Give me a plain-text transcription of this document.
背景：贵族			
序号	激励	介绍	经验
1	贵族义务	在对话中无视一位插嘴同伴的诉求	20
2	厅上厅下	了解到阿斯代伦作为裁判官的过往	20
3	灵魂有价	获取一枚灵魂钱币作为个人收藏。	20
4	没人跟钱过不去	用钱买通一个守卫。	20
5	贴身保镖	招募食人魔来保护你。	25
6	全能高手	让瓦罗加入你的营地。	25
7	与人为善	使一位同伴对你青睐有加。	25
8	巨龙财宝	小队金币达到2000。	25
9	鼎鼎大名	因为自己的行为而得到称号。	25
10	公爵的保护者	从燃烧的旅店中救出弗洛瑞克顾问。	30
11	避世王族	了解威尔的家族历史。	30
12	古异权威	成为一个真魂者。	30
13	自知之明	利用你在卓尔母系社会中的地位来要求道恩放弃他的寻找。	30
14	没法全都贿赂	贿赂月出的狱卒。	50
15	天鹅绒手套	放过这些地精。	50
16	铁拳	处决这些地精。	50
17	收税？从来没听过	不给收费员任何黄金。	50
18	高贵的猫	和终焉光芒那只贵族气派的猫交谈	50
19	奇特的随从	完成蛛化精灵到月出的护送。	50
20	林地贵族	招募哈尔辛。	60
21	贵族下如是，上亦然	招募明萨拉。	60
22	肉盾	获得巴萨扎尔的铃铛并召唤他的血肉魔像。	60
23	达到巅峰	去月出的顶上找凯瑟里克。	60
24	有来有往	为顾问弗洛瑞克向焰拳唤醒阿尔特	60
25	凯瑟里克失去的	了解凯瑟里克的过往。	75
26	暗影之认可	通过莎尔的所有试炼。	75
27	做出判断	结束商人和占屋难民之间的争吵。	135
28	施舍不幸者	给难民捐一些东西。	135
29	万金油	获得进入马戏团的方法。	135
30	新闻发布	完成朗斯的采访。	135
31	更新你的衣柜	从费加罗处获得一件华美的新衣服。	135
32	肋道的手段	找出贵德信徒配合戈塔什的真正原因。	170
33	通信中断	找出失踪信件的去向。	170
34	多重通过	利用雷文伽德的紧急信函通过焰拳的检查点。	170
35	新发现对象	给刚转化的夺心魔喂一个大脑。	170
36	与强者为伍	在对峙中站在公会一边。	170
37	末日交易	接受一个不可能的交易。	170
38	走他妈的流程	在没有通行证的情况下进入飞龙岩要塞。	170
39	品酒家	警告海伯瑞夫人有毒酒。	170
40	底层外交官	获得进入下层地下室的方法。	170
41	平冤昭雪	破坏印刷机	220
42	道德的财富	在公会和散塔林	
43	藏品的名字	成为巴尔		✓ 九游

- - - - -

#### [Task]
Nothing in the data may differ; print all of it exactly as written.

#### [Exercise answer]
Give me a plain-text transcription of this document.
背景：贵族			
序号	激励	介绍	经验
1	贵族义务	在对话中无视一位插嘴同伴的诉求	20
2	厅上厅下	了解到阿斯代伦作为裁判官的过往	20
3	灵魂有价	获取一枚灵魂钱币作为个人收藏。	20
4	没人跟钱过不去	用钱买通一个守卫。	20
5	贴身保镖	招募食人魔来保护你。	25
6	全能高手	让瓦罗加入你的营地。	25
7	与人为善	使一位同伴对你青睐有加。	25
8	巨龙财宝	小队金币达到2000。	25
9	鼎鼎大名	因为自己的行为而得到称号。	25
10	公爵的保护者	从燃烧的旅店中救出弗洛瑞克顾问。	30
11	避世王族	了解威尔的家族历史。	30
12	古异权威	成为一个真魂者。	30
13	自知之明	利用你在卓尔母系社会中的地位来要求道恩放弃他的寻找。	30
14	没法全都贿赂	贿赂月出的狱卒。	50
15	天鹅绒手套	放过这些地精。	50
16	铁拳	处决这些地精。	50
17	收税？从来没听过	不给收费员任何黄金。	50
18	高贵的猫	和终焉光芒那只贵族气派的猫交谈	50
19	奇特的随从	完成蛛化精灵到月出的护送。	50
20	林地贵族	招募哈尔辛。	60
21	贵族下如是，上亦然	招募明萨拉。	60
22	肉盾	获得巴萨扎尔的铃铛并召唤他的血肉魔像。	60
23	达到巅峰	去月出的顶上找凯瑟里克。	60
24	有来有往	为顾问弗洛瑞克向焰拳唤醒阿尔特	60
25	凯瑟里克失去的	了解凯瑟里克的过往。	75
26	暗影之认可	通过莎尔的所有试炼。	75
27	做出判断	结束商人和占屋难民之间的争吵。	135
28	施舍不幸者	给难民捐一些东西。	135
29	万金油	获得进入马戏团的方法。	135
30	新闻发布	完成朗斯的采访。	135
31	更新你的衣柜	从费加罗处获得一件华美的新衣服。	135
32	肋道的手段	找出贵德信徒配合戈塔什的真正原因。	170
33	通信中断	找出失踪信件的去向。	170
34	多重通过	利用雷文伽德的紧急信函通过焰拳的检查点。	170
35	新发现对象	给刚转化的夺心魔喂一个大脑。	170
36	与强者为伍	在对峙中站在公会一边。	170
37	末日交易	接受一个不可能的交易。	170
38	走他妈的流程	在没有通行证的情况下进入飞龙岩要塞。	170
39	品酒家	警告海伯瑞夫人有毒酒。	170
40	底层外交官	获得进入下层地下室的方法。	170
41	平冤昭雪	破坏印刷机	220
42	道德的财富	在公会和散塔林	
43	藏品的名字	成为巴尔		✓ 九游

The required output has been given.